* [TO DO] Copy every line of the records below where the word "JSON" occurs.

● ● ● ● ●

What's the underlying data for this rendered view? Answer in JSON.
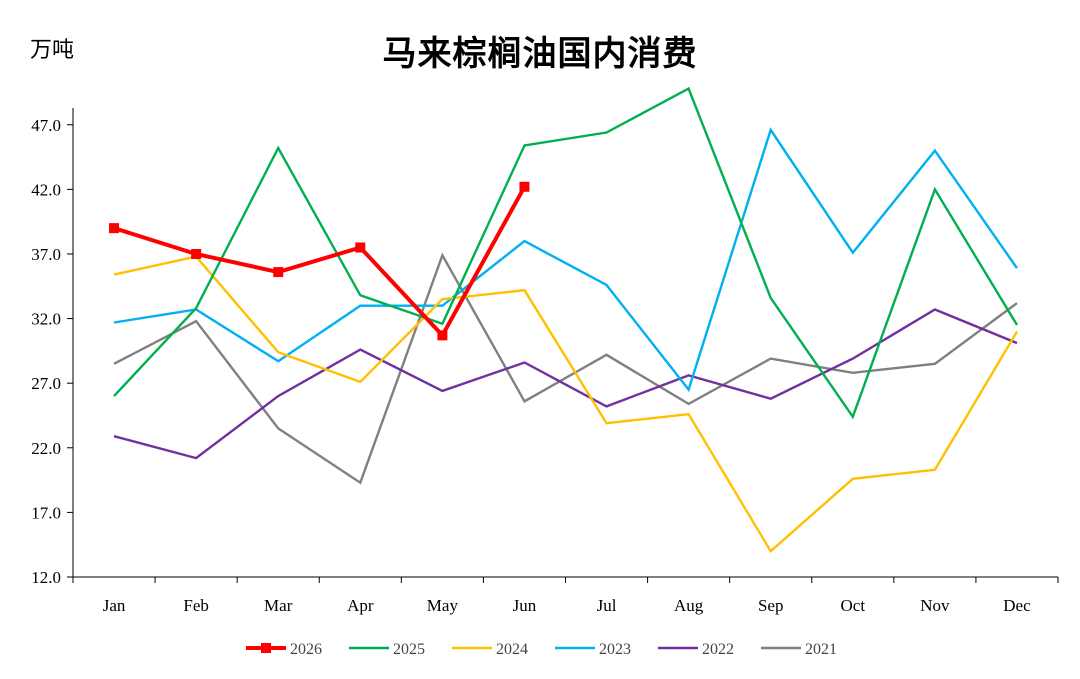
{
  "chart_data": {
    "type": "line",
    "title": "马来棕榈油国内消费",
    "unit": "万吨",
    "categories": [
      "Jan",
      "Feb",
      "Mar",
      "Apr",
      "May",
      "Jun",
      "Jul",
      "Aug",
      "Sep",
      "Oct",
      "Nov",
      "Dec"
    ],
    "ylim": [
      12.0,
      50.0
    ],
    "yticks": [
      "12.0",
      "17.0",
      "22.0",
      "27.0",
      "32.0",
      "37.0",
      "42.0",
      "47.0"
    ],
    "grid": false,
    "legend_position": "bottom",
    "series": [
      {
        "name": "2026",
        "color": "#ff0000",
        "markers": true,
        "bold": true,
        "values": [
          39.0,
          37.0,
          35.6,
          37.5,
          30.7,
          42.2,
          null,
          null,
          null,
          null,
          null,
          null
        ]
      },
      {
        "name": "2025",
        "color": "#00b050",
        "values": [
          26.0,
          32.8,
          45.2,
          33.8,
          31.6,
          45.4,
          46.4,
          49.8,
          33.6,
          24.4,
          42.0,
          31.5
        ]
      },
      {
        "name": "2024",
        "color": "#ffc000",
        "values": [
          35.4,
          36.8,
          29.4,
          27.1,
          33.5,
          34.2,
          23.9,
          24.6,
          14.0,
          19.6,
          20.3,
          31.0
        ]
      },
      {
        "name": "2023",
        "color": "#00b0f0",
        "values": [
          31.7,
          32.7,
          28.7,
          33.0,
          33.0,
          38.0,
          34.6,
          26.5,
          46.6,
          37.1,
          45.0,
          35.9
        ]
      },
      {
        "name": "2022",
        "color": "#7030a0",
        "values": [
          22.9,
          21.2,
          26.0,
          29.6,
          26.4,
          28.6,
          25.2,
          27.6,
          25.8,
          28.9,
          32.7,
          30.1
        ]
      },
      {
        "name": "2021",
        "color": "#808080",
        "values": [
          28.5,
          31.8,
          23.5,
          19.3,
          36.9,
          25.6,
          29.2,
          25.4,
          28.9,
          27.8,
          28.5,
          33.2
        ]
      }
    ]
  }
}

● ● ● ● ●

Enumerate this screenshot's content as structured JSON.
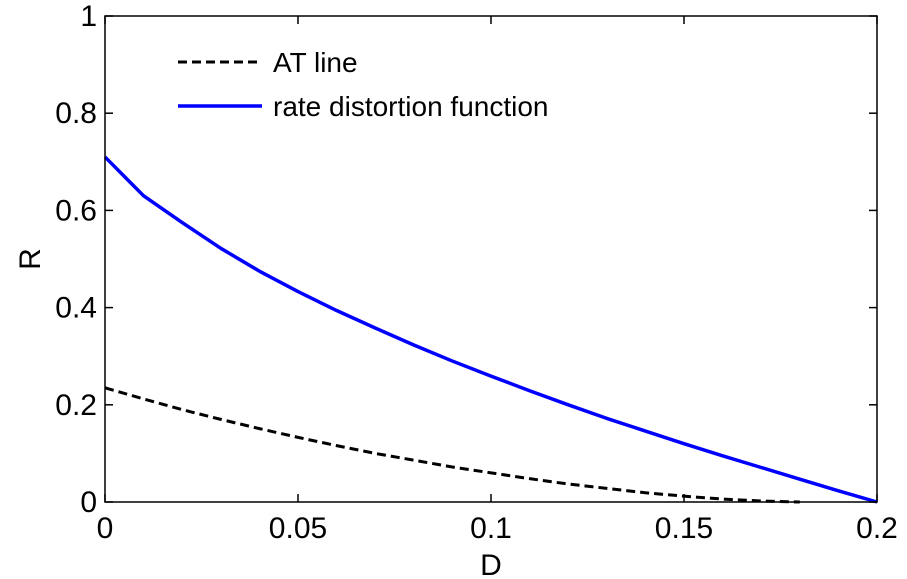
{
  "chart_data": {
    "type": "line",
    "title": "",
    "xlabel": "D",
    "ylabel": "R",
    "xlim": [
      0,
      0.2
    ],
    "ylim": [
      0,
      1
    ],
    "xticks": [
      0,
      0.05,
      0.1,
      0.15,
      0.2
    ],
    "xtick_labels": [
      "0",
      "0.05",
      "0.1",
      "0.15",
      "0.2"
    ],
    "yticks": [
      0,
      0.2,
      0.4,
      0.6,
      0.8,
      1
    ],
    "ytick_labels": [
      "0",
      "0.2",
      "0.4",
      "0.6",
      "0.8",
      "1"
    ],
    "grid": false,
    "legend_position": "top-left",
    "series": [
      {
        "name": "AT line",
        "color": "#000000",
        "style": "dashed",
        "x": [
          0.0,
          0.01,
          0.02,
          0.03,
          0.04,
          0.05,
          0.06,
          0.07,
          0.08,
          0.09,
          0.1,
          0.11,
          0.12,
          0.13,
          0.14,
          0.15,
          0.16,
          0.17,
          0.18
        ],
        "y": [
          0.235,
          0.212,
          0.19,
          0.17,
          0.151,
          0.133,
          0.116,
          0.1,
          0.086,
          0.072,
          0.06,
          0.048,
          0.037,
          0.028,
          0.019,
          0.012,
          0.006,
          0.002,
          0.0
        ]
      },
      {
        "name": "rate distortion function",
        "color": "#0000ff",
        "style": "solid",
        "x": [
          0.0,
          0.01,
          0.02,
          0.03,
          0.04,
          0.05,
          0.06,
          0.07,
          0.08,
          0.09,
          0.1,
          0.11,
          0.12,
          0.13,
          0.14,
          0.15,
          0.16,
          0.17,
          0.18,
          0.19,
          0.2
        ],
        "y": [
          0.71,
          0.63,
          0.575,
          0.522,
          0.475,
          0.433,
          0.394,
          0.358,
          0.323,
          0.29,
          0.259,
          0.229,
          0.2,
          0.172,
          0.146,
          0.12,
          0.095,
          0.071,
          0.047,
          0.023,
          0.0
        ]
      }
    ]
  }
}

● ● ● ● ●

* [TASK ANSWER]
What's the underlying data for this rendered view? Answer in JSON.
Enumerate this screenshot's content as structured JSON.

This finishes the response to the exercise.